#### [TASK STATEMENT]
Your answer is a single number: the count of lines that contain the string "content".

#### [DATA SUPPLIED]
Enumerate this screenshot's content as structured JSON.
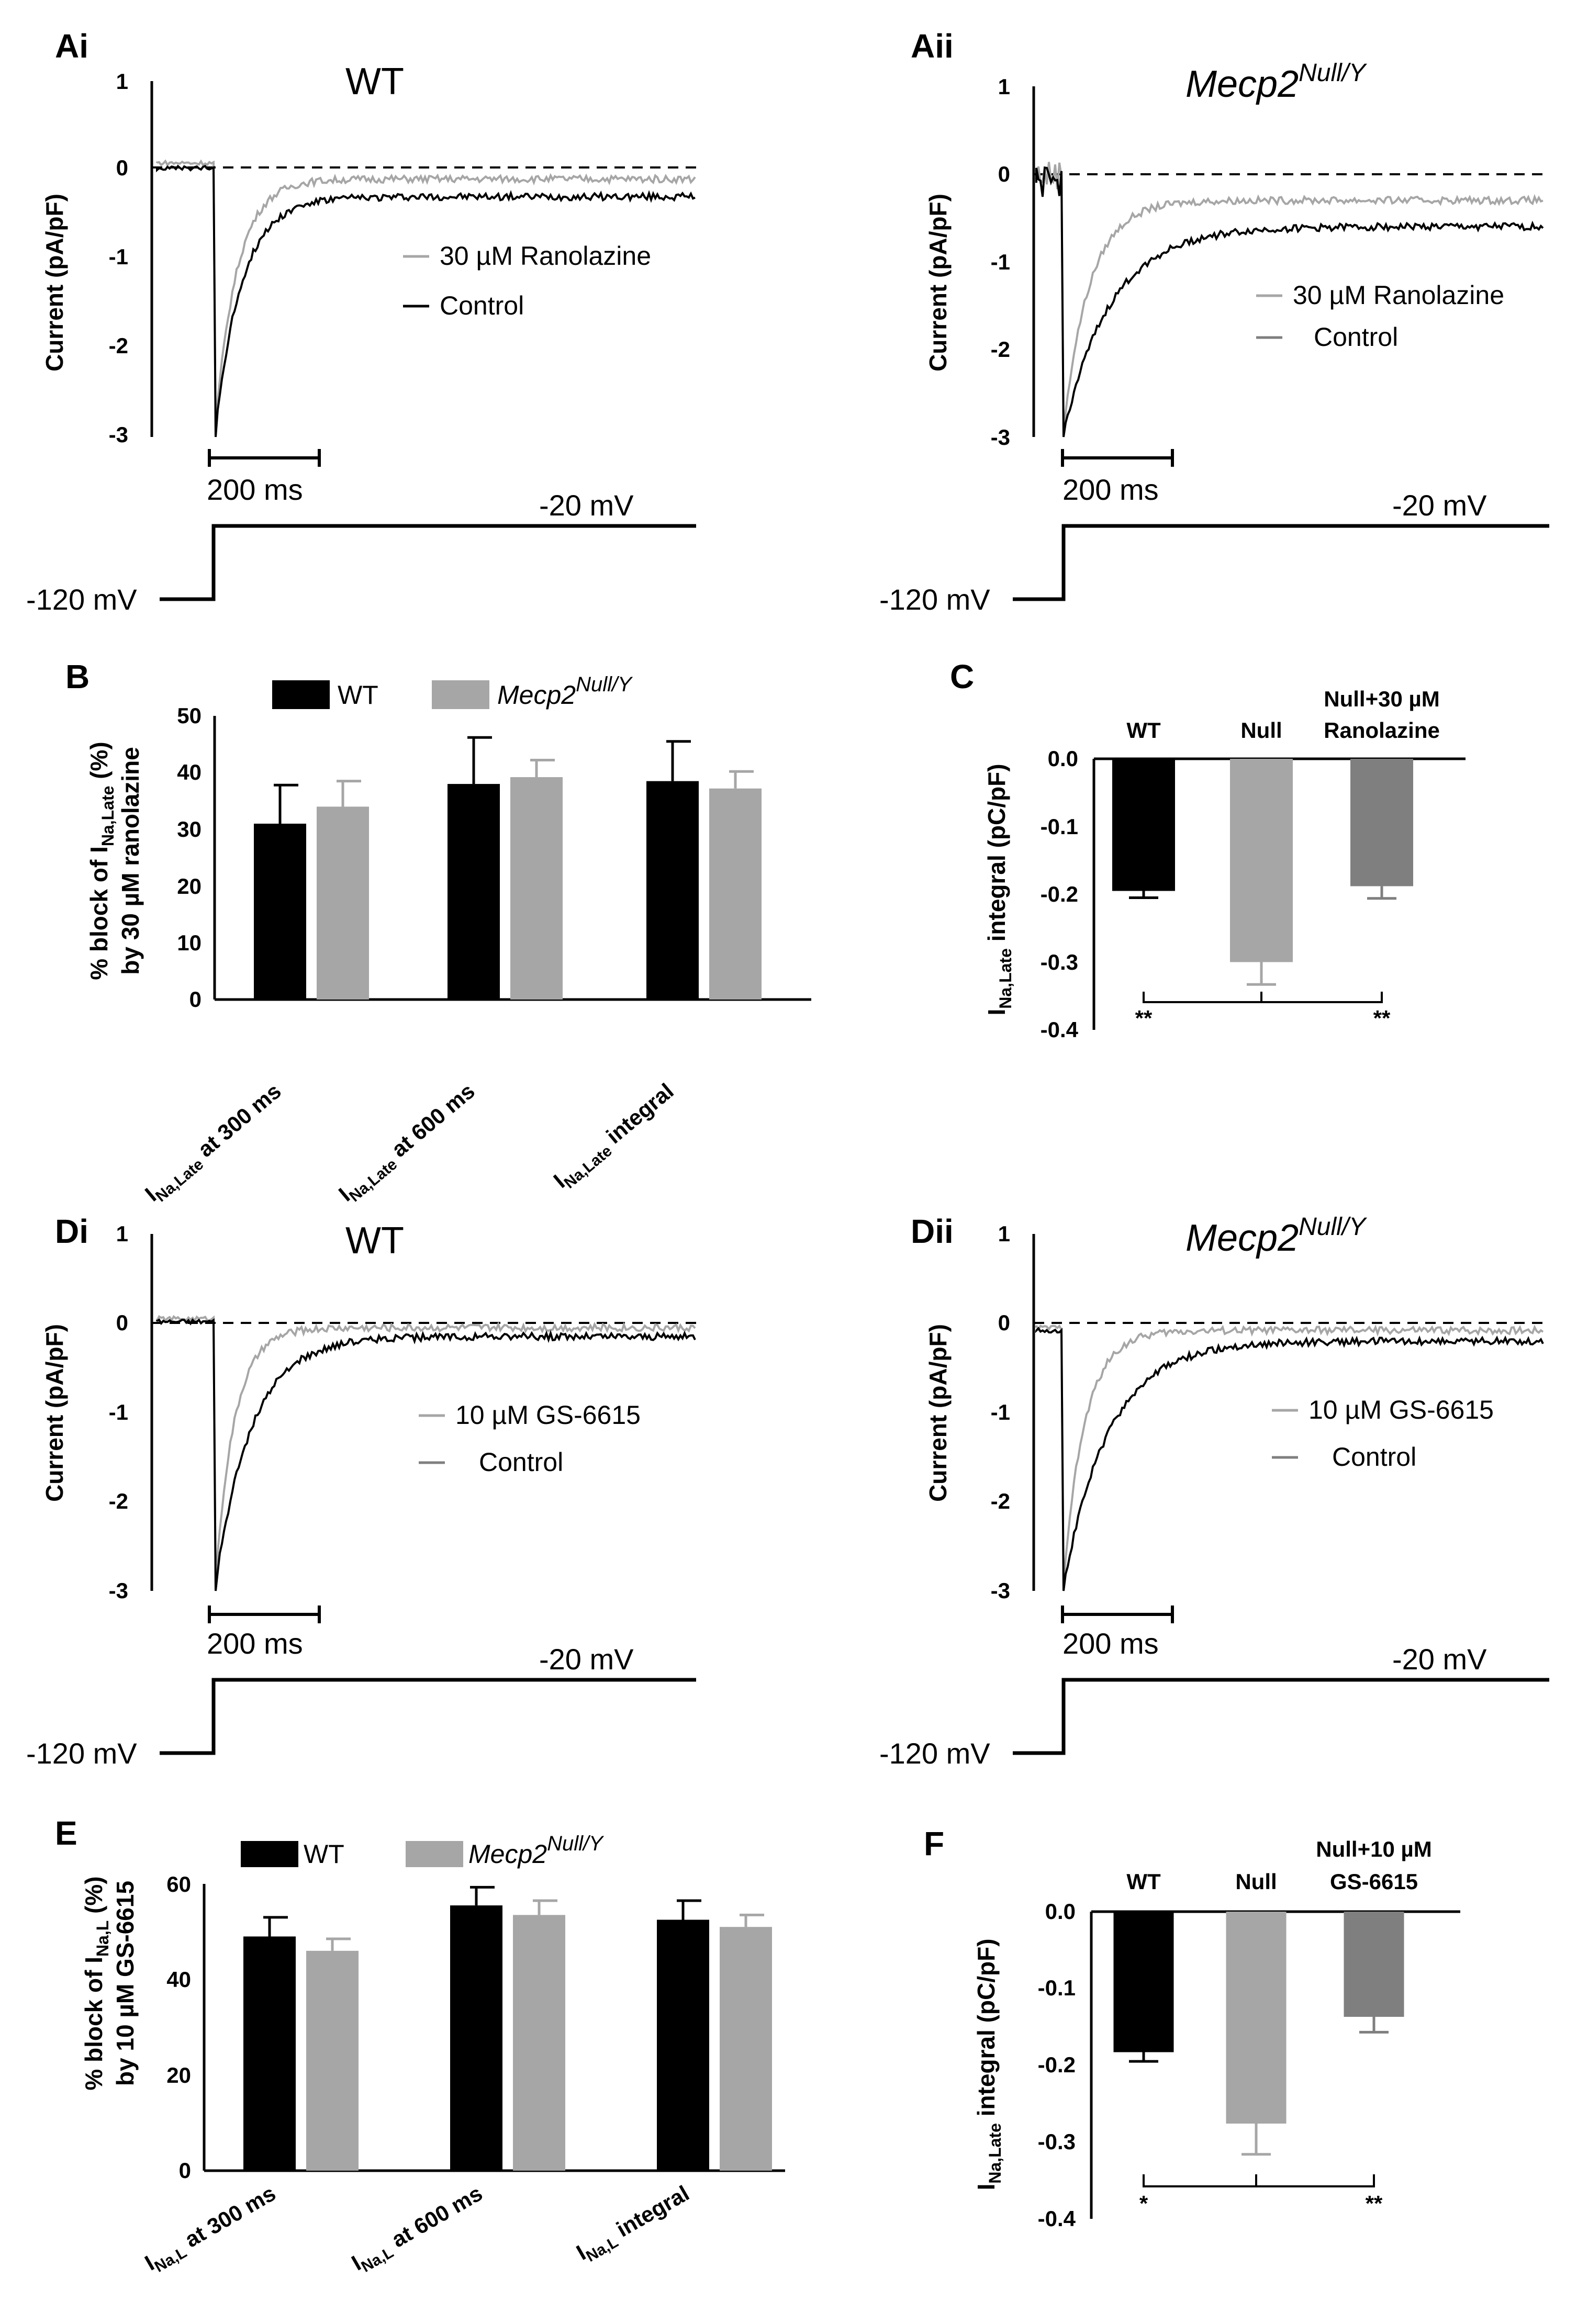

...

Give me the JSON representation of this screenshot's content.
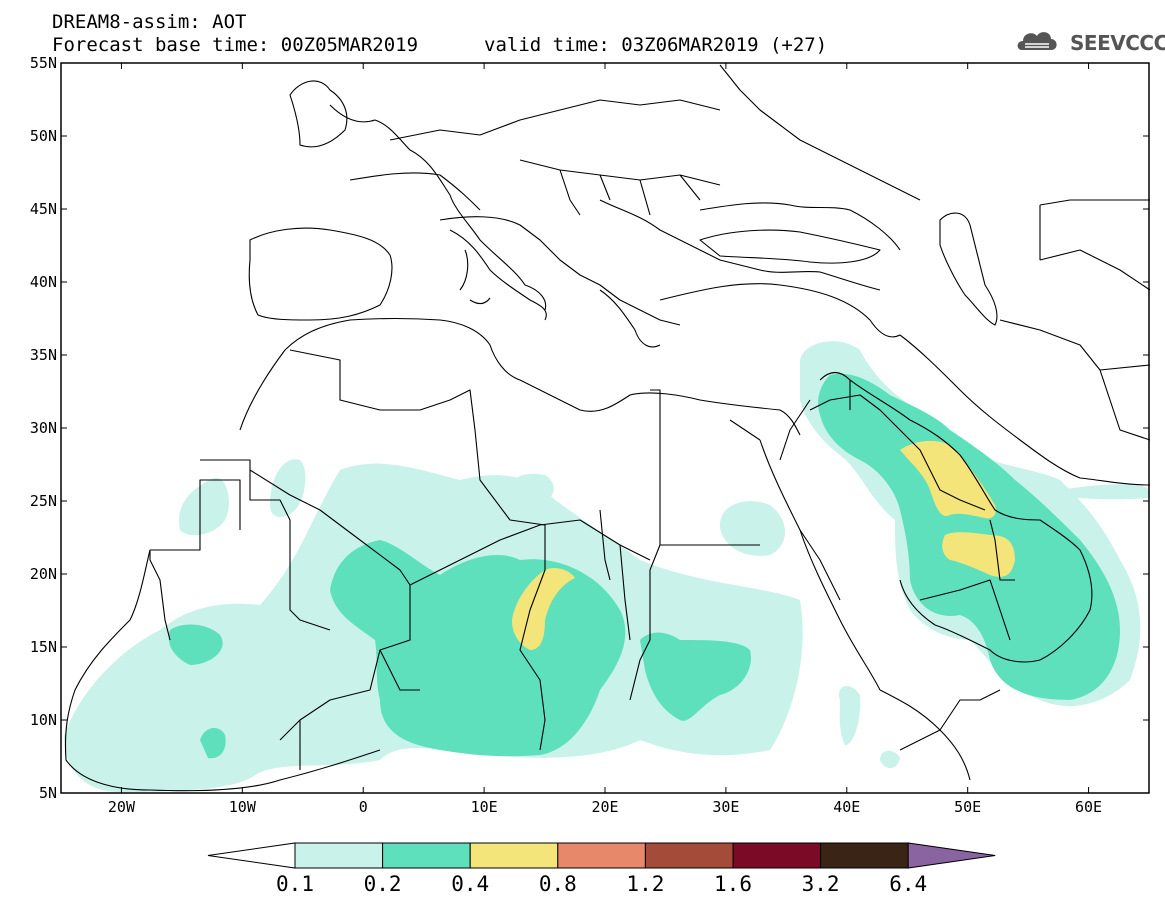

--

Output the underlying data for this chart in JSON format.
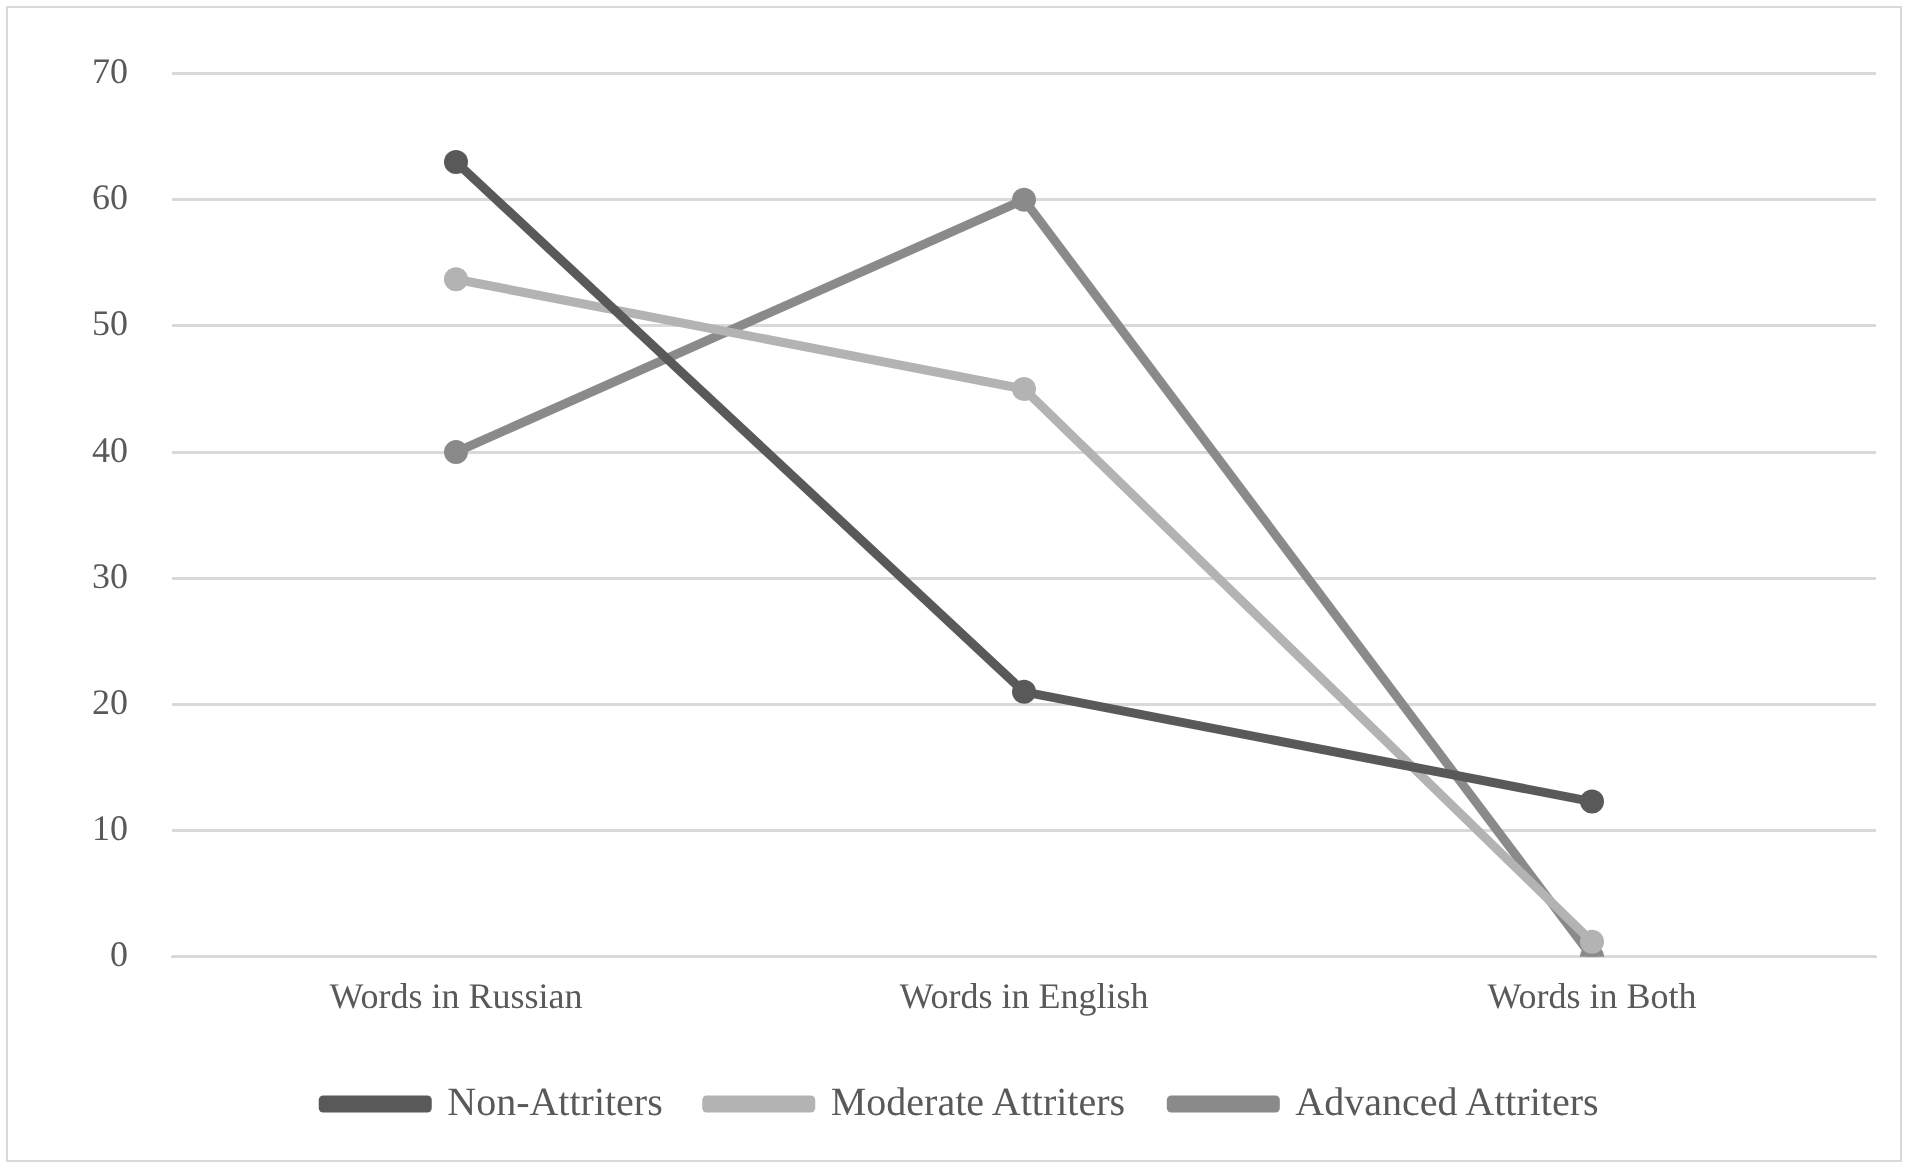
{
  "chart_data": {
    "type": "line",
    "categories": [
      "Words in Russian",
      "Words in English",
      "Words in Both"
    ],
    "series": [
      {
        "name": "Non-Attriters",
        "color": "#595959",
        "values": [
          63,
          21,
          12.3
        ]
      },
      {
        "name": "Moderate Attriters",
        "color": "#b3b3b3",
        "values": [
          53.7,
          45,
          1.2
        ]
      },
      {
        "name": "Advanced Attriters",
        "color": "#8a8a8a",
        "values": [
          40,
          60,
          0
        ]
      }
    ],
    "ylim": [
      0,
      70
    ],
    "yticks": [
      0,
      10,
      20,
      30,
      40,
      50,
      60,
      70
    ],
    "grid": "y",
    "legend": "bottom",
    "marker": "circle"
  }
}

#### [PROBLEM SOLUTION]
2